═══ Extract provided
Discussions began about implementing trade barriers, which would in turn make America an even more expensive place to make things, accelerating the electronic assembly off-shoring trend already underway.
In June 1985, Micron filed an anti-dumping complaint against Japanese exporters of 64K DRAM. Intel, AMD and National Semiconductor soon followed, doing the same for the EPROM market.
The Reagan Administration had filed a complaint of their own over 256K DRAM (64K DRAM was released by Japan in 1982 and 256K DRAM was released by Japan in 1984).
President Reagan, who was supposed to be all about free markets, in the spring of 1986 forced the U.S.-Japan Semiconductor Agreement with METI (Ministry of Economy, Trade and Industry in Japan).
Part of the conditionalities of this agreement were that the American semiconductor share in the Japanese market be increased to a target of 20-30% in five years, that every Japanese firm stop its “dumping” into the American market and the Americans wanted a separate monitoring body to help enforce all of this.
Many Japanese companies felt that their government had caved and had betrayed them. They had hoped for a simple fine. It was thought incredible, and rightly so, that their company trade data now needed to be submitted to a third party in order to be reviewed and judged in accordance to the demands of an American market competitor.
Not only this, but these Japanese companies were being asked to trade with American companies, regardless of whether the American product was the most superior or best priced from its competitors, to meet this U.S. demand for a 20-30% Japanese market share.
No surprise here, the Japanese companies refused to do this and METI had no way of forcing them to do so.
President Reagan responded by imposing a 100% tariff on $300 million worth of Japanese goods in April 1987. Combined with the 1985 Plaza Agreement which revalued the Japanese Yen the U.S.-Japan Semiconductor Agreement gave the U.S. memory market the extra boost it needed.
══════
═══ Material provided
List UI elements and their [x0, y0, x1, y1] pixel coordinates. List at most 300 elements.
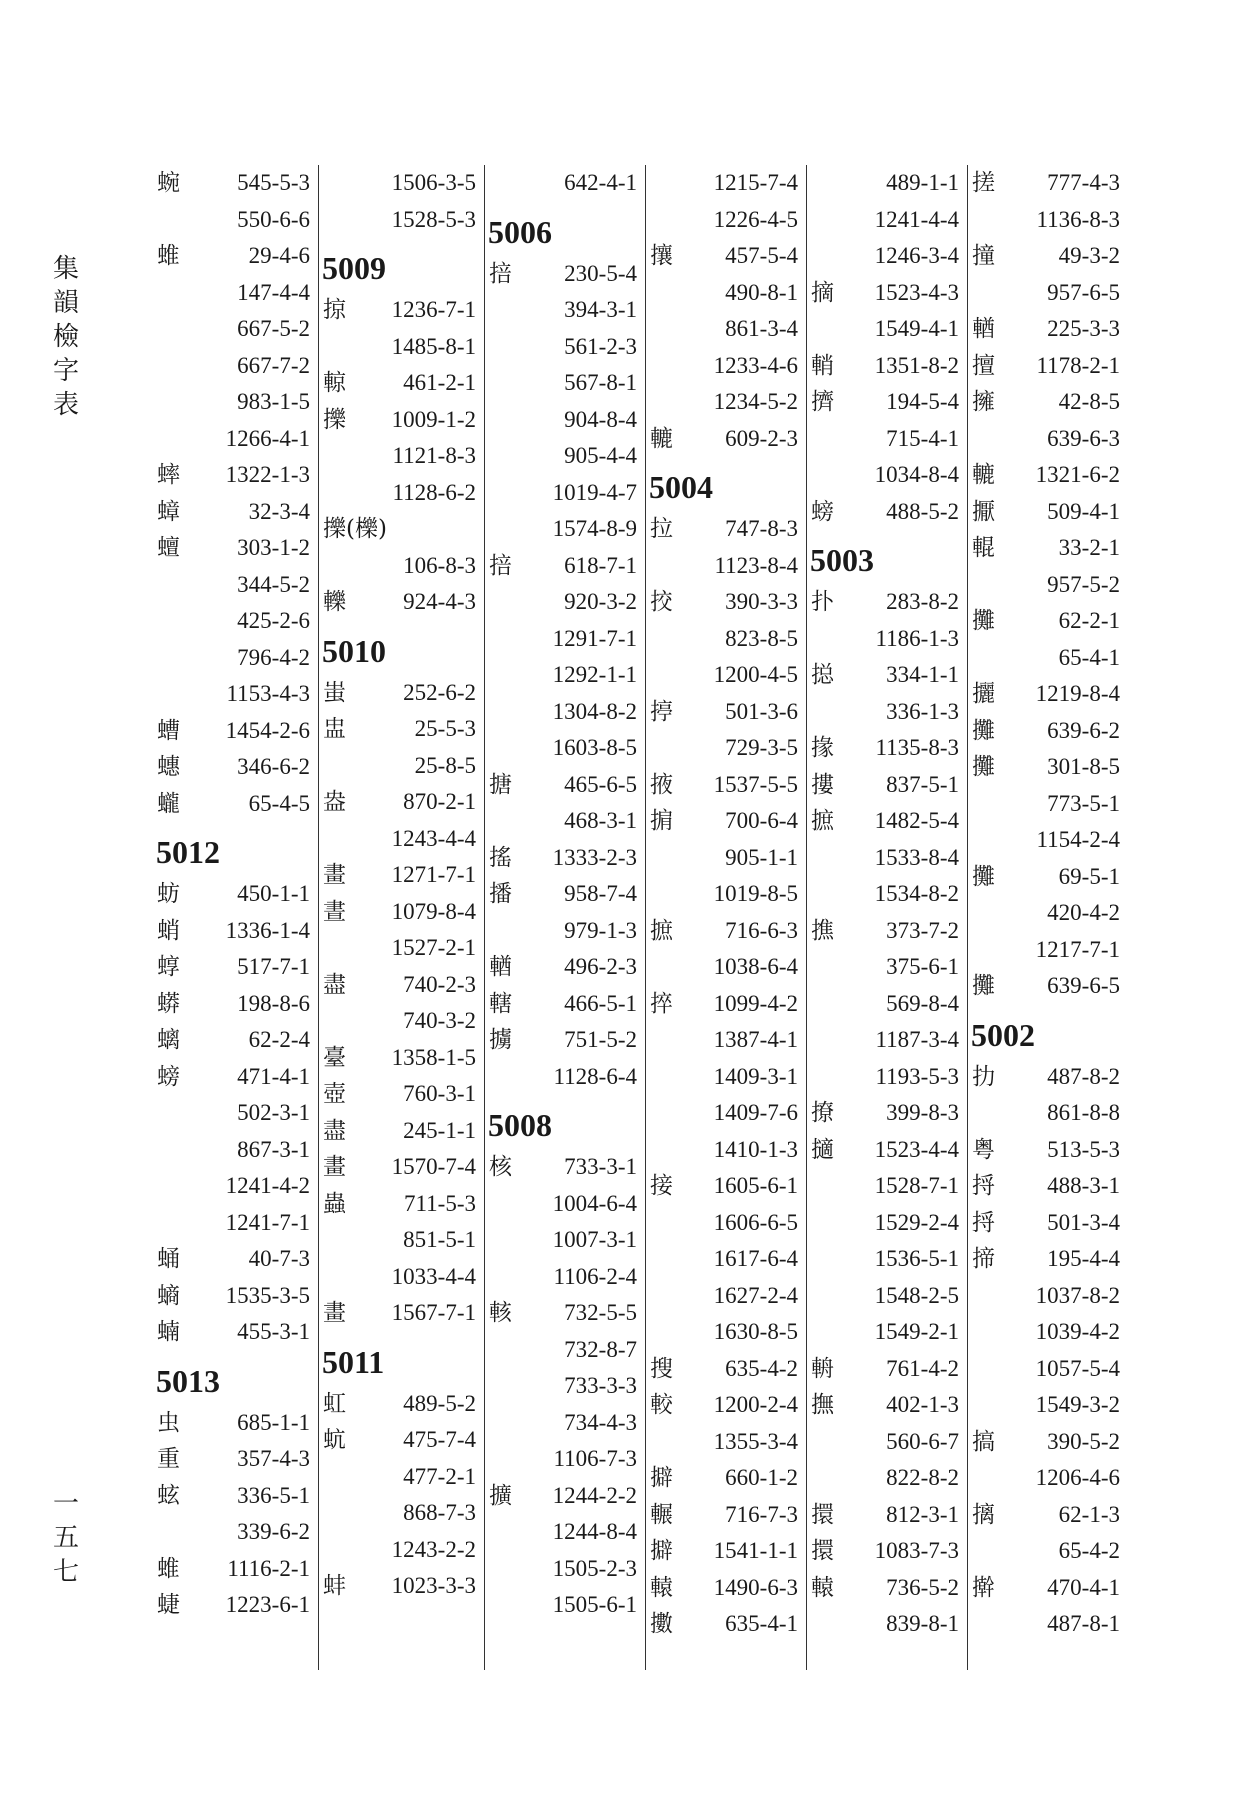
══════
- _Set task_: Echo the passage on the U.S.-Japan semiconductor dispute, from "The Reagan Administration" up to and including "Japan in 1984).".

- _Answer below_:
The Reagan Administration had filed a complaint of their own over 256K DRAM (64K DRAM was released by Japan in 1982 and 256K DRAM was released by Japan in 1984).